> **Dataset rows**
»»

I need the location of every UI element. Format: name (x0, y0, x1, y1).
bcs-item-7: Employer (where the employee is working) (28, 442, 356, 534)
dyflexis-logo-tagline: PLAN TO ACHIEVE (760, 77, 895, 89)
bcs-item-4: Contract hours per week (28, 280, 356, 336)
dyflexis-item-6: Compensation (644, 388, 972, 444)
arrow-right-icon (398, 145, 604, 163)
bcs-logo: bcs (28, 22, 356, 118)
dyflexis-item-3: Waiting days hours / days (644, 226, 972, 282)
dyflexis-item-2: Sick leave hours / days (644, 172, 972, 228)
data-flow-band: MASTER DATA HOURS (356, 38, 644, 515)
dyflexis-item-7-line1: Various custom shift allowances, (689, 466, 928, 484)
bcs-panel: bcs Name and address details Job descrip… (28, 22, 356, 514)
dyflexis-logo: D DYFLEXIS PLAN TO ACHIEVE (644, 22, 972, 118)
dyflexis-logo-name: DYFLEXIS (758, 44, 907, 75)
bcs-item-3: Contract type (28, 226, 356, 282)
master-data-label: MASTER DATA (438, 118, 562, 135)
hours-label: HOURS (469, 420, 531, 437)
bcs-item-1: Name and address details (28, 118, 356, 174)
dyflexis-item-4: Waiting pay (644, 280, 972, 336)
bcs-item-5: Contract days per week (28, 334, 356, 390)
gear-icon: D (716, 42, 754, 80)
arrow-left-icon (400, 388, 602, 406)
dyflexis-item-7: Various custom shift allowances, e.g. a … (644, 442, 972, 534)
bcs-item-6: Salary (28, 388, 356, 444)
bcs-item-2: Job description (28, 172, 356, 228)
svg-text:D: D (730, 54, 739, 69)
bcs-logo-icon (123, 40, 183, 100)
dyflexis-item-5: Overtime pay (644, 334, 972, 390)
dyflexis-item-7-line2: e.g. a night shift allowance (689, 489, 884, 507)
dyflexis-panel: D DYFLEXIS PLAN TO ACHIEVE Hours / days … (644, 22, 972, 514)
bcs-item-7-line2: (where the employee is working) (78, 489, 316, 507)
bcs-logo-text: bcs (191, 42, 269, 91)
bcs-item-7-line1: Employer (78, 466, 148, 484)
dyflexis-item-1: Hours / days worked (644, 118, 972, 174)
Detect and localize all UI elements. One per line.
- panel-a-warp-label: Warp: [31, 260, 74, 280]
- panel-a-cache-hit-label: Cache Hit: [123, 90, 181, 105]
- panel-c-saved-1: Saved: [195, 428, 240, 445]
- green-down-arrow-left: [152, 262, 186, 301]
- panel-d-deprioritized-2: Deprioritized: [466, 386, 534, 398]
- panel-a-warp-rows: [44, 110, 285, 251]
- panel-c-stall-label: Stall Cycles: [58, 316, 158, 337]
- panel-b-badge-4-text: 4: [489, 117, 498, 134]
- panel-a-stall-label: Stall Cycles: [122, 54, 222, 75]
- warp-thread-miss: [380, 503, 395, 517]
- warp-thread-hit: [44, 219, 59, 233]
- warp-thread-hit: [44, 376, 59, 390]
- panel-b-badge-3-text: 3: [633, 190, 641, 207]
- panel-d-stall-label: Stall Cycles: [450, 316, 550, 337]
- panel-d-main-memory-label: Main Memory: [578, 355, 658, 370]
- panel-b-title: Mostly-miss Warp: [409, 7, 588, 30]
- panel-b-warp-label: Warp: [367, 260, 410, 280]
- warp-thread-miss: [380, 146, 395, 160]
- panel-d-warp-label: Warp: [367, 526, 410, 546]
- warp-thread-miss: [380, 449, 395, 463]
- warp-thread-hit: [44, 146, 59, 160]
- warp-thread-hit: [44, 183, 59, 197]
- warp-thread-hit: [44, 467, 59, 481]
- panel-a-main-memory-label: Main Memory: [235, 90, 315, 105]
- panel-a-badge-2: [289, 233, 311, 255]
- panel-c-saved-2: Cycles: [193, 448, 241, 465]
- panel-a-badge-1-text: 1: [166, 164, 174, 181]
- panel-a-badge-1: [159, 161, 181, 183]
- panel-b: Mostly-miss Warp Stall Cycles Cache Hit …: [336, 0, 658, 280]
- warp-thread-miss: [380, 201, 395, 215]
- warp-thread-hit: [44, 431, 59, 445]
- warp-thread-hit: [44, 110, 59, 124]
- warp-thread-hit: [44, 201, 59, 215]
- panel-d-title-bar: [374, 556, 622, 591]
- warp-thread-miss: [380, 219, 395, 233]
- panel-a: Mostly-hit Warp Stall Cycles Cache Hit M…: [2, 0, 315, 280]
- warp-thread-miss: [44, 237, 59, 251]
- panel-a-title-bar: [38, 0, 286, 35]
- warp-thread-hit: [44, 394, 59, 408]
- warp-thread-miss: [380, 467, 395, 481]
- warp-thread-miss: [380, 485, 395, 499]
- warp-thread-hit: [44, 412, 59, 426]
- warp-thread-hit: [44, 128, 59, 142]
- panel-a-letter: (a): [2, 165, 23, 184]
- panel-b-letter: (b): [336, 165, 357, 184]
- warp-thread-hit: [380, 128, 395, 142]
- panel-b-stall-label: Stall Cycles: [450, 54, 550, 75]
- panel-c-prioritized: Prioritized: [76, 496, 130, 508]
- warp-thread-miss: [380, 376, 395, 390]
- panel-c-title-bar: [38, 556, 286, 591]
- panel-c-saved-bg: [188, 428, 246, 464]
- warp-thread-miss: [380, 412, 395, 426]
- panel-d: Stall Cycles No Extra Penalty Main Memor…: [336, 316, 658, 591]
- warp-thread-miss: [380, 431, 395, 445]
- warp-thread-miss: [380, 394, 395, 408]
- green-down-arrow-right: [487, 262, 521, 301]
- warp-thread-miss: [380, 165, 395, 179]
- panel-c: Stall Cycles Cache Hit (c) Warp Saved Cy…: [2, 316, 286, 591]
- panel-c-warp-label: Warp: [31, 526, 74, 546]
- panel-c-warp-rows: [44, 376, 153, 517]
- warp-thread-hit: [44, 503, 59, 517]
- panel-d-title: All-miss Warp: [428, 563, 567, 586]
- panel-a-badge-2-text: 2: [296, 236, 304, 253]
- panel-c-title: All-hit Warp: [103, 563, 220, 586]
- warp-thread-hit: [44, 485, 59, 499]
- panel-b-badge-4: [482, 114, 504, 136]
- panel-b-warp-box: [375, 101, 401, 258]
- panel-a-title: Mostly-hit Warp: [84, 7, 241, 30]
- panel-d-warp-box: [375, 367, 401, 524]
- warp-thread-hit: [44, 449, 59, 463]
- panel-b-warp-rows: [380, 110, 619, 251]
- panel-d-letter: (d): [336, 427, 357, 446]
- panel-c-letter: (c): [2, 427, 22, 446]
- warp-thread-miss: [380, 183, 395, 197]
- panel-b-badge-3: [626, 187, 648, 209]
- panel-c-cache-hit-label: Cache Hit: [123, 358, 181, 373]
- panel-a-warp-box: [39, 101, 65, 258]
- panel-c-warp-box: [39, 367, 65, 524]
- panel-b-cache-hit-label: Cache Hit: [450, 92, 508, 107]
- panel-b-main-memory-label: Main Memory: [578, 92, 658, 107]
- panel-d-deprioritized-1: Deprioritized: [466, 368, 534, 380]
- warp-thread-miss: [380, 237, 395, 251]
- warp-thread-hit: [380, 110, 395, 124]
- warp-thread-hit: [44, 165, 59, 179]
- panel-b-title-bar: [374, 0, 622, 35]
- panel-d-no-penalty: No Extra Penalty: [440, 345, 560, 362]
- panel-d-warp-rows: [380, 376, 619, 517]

««

> **Goal of the exercise**
Pull out every row above that contains the string "Cache", treating uppercase and lowercase as different.

> **Right answer**
- panel-a-cache-hit-label: Cache Hit: [123, 90, 181, 105]
- panel-b: Mostly-miss Warp Stall Cycles Cache Hit …: [336, 0, 658, 280]
- panel-a: Mostly-hit Warp Stall Cycles Cache Hit M…: [2, 0, 315, 280]
- panel-c: Stall Cycles Cache Hit (c) Warp Saved Cy…: [2, 316, 286, 591]
- panel-c-cache-hit-label: Cache Hit: [123, 358, 181, 373]
- panel-b-cache-hit-label: Cache Hit: [450, 92, 508, 107]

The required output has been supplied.